» Request: Tally the lines with the word "JSON" and report the number alone.

» Material:
■ ■ ■ ■

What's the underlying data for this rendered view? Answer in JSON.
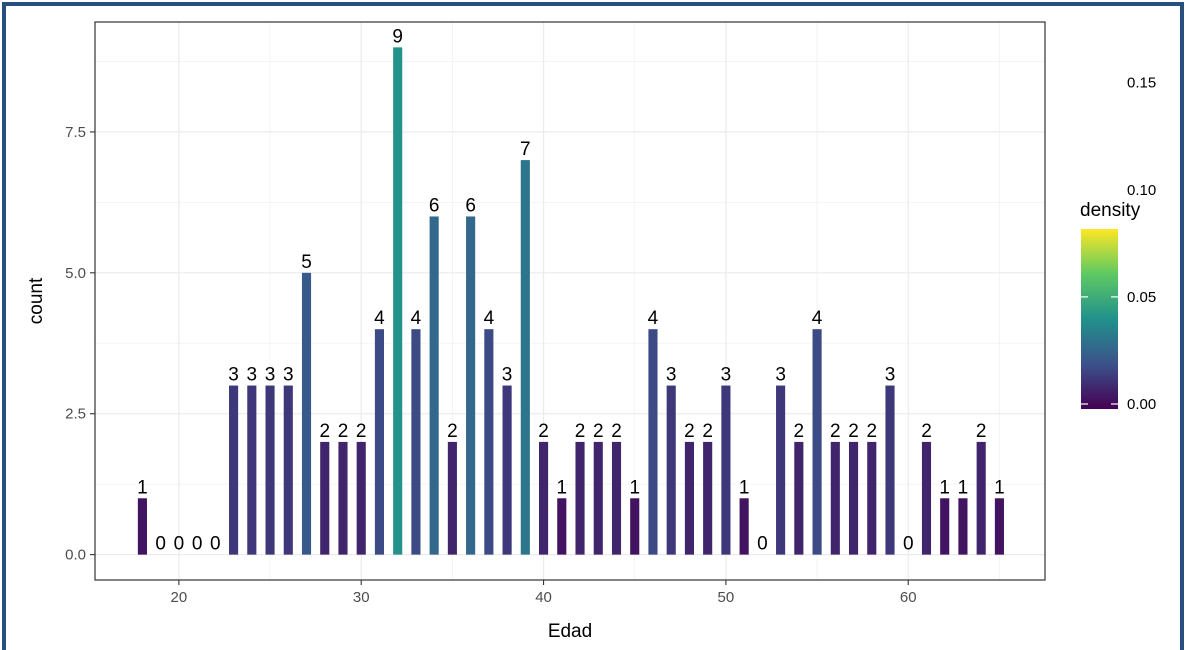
{
  "chart_data": {
    "type": "bar",
    "xlabel": "Edad",
    "ylabel": "count",
    "xlim": [
      15.4,
      67.5
    ],
    "ylim": [
      -0.45,
      9.45
    ],
    "x_ticks": [
      "20",
      "30",
      "40",
      "50",
      "60"
    ],
    "y_ticks": [
      "0.0",
      "2.5",
      "5.0",
      "7.5"
    ],
    "grid": true,
    "x": [
      18,
      19,
      20,
      21,
      22,
      23,
      24,
      25,
      26,
      27,
      28,
      29,
      30,
      31,
      32,
      33,
      34,
      35,
      36,
      37,
      38,
      39,
      40,
      41,
      42,
      43,
      44,
      45,
      46,
      47,
      48,
      49,
      50,
      51,
      52,
      53,
      54,
      55,
      56,
      57,
      58,
      59,
      60,
      61,
      62,
      63,
      64,
      65
    ],
    "values": [
      1,
      0,
      0,
      0,
      0,
      3,
      3,
      3,
      3,
      5,
      2,
      2,
      2,
      4,
      9,
      4,
      6,
      2,
      6,
      4,
      3,
      7,
      2,
      1,
      2,
      2,
      2,
      1,
      4,
      3,
      2,
      2,
      3,
      1,
      0,
      3,
      2,
      4,
      2,
      2,
      2,
      3,
      0,
      2,
      1,
      1,
      2,
      1
    ],
    "fill_scale": {
      "title": "density",
      "ticks": [
        "0.00",
        "0.05",
        "0.10",
        "0.15"
      ],
      "tick_values": [
        0,
        0.05,
        0.1,
        0.15
      ],
      "colors": [
        "#440154",
        "#3b528b",
        "#21918c",
        "#5ec962",
        "#fde725"
      ]
    }
  }
}
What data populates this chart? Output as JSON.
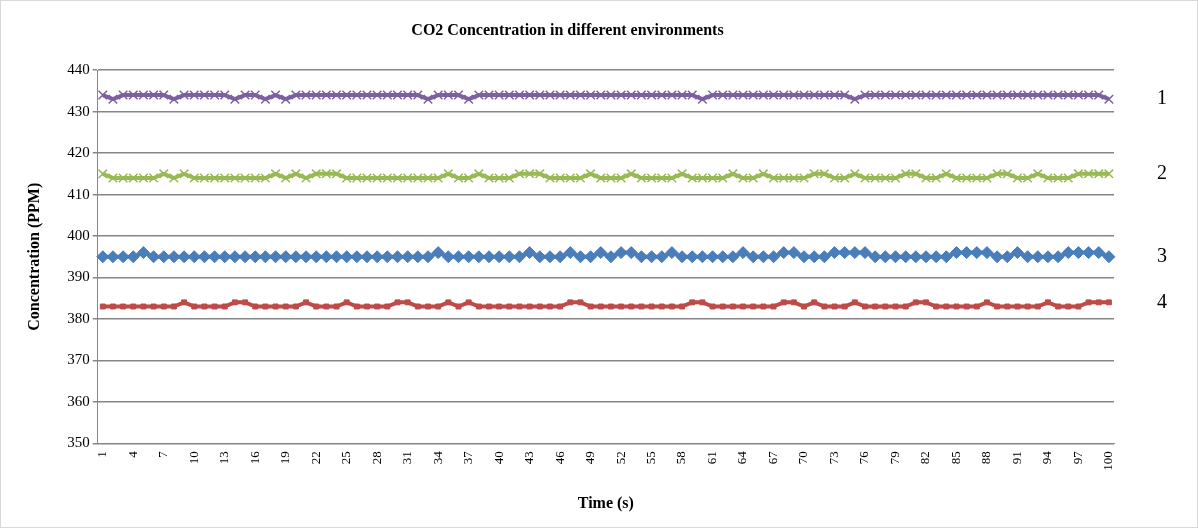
{
  "chart_data": {
    "type": "line",
    "title": "CO2 Concentration in different environments",
    "xlabel": "Time (s)",
    "ylabel": "Concentration (PPM)",
    "categories": [
      "1",
      null,
      null,
      "4",
      null,
      null,
      "7",
      null,
      null,
      "10",
      null,
      null,
      "13",
      null,
      null,
      "16",
      null,
      null,
      "19",
      null,
      null,
      "22",
      null,
      null,
      "25",
      null,
      null,
      "28",
      null,
      null,
      "31",
      null,
      null,
      "34",
      null,
      null,
      "37",
      null,
      null,
      "40",
      null,
      null,
      "43",
      null,
      null,
      "46",
      null,
      null,
      "49",
      null,
      null,
      "52",
      null,
      null,
      "55",
      null,
      null,
      "58",
      null,
      null,
      "61",
      null,
      null,
      "64",
      null,
      null,
      "67",
      null,
      null,
      "70",
      null,
      null,
      "73",
      null,
      null,
      "76",
      null,
      null,
      "79",
      null,
      null,
      "82",
      null,
      null,
      "85",
      null,
      null,
      "88",
      null,
      null,
      "91",
      null,
      null,
      "94",
      null,
      null,
      "97",
      null,
      null,
      "100"
    ],
    "series": [
      {
        "name": "1",
        "color": "#7d60a0",
        "marker": "cross",
        "values": [
          434,
          433,
          434,
          434,
          434,
          434,
          434,
          433,
          434,
          434,
          434,
          434,
          434,
          433,
          434,
          434,
          433,
          434,
          433,
          434,
          434,
          434,
          434,
          434,
          434,
          434,
          434,
          434,
          434,
          434,
          434,
          434,
          433,
          434,
          434,
          434,
          433,
          434,
          434,
          434,
          434,
          434,
          434,
          434,
          434,
          434,
          434,
          434,
          434,
          434,
          434,
          434,
          434,
          434,
          434,
          434,
          434,
          434,
          434,
          433,
          434,
          434,
          434,
          434,
          434,
          434,
          434,
          434,
          434,
          434,
          434,
          434,
          434,
          434,
          433,
          434,
          434,
          434,
          434,
          434,
          434,
          434,
          434,
          434,
          434,
          434,
          434,
          434,
          434,
          434,
          434,
          434,
          434,
          434,
          434,
          434,
          434,
          434,
          434,
          433
        ]
      },
      {
        "name": "2",
        "color": "#98b954",
        "marker": "cross",
        "values": [
          415,
          414,
          414,
          414,
          414,
          414,
          415,
          414,
          415,
          414,
          414,
          414,
          414,
          414,
          414,
          414,
          414,
          415,
          414,
          415,
          414,
          415,
          415,
          415,
          414,
          414,
          414,
          414,
          414,
          414,
          414,
          414,
          414,
          414,
          415,
          414,
          414,
          415,
          414,
          414,
          414,
          415,
          415,
          415,
          414,
          414,
          414,
          414,
          415,
          414,
          414,
          414,
          415,
          414,
          414,
          414,
          414,
          415,
          414,
          414,
          414,
          414,
          415,
          414,
          414,
          415,
          414,
          414,
          414,
          414,
          415,
          415,
          414,
          414,
          415,
          414,
          414,
          414,
          414,
          415,
          415,
          414,
          414,
          415,
          414,
          414,
          414,
          414,
          415,
          415,
          414,
          414,
          415,
          414,
          414,
          414,
          415,
          415,
          415,
          415
        ]
      },
      {
        "name": "3",
        "color": "#4a7ebb",
        "marker": "diamond",
        "values": [
          395,
          395,
          395,
          395,
          396,
          395,
          395,
          395,
          395,
          395,
          395,
          395,
          395,
          395,
          395,
          395,
          395,
          395,
          395,
          395,
          395,
          395,
          395,
          395,
          395,
          395,
          395,
          395,
          395,
          395,
          395,
          395,
          395,
          396,
          395,
          395,
          395,
          395,
          395,
          395,
          395,
          395,
          396,
          395,
          395,
          395,
          396,
          395,
          395,
          396,
          395,
          396,
          396,
          395,
          395,
          395,
          396,
          395,
          395,
          395,
          395,
          395,
          395,
          396,
          395,
          395,
          395,
          396,
          396,
          395,
          395,
          395,
          396,
          396,
          396,
          396,
          395,
          395,
          395,
          395,
          395,
          395,
          395,
          395,
          396,
          396,
          396,
          396,
          395,
          395,
          396,
          395,
          395,
          395,
          395,
          396,
          396,
          396,
          396,
          395
        ]
      },
      {
        "name": "4",
        "color": "#be4b48",
        "marker": "square",
        "values": [
          383,
          383,
          383,
          383,
          383,
          383,
          383,
          383,
          384,
          383,
          383,
          383,
          383,
          384,
          384,
          383,
          383,
          383,
          383,
          383,
          384,
          383,
          383,
          383,
          384,
          383,
          383,
          383,
          383,
          384,
          384,
          383,
          383,
          383,
          384,
          383,
          384,
          383,
          383,
          383,
          383,
          383,
          383,
          383,
          383,
          383,
          384,
          384,
          383,
          383,
          383,
          383,
          383,
          383,
          383,
          383,
          383,
          383,
          384,
          384,
          383,
          383,
          383,
          383,
          383,
          383,
          383,
          384,
          384,
          383,
          384,
          383,
          383,
          383,
          384,
          383,
          383,
          383,
          383,
          383,
          384,
          384,
          383,
          383,
          383,
          383,
          383,
          384,
          383,
          383,
          383,
          383,
          383,
          384,
          383,
          383,
          383,
          384,
          384,
          384
        ]
      }
    ],
    "ylim": [
      350,
      440
    ],
    "yticks": [
      350,
      360,
      370,
      380,
      390,
      400,
      410,
      420,
      430,
      440
    ],
    "grid": "y",
    "legend": false
  }
}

■ ■ ■ ■

» Result of this exercise: 2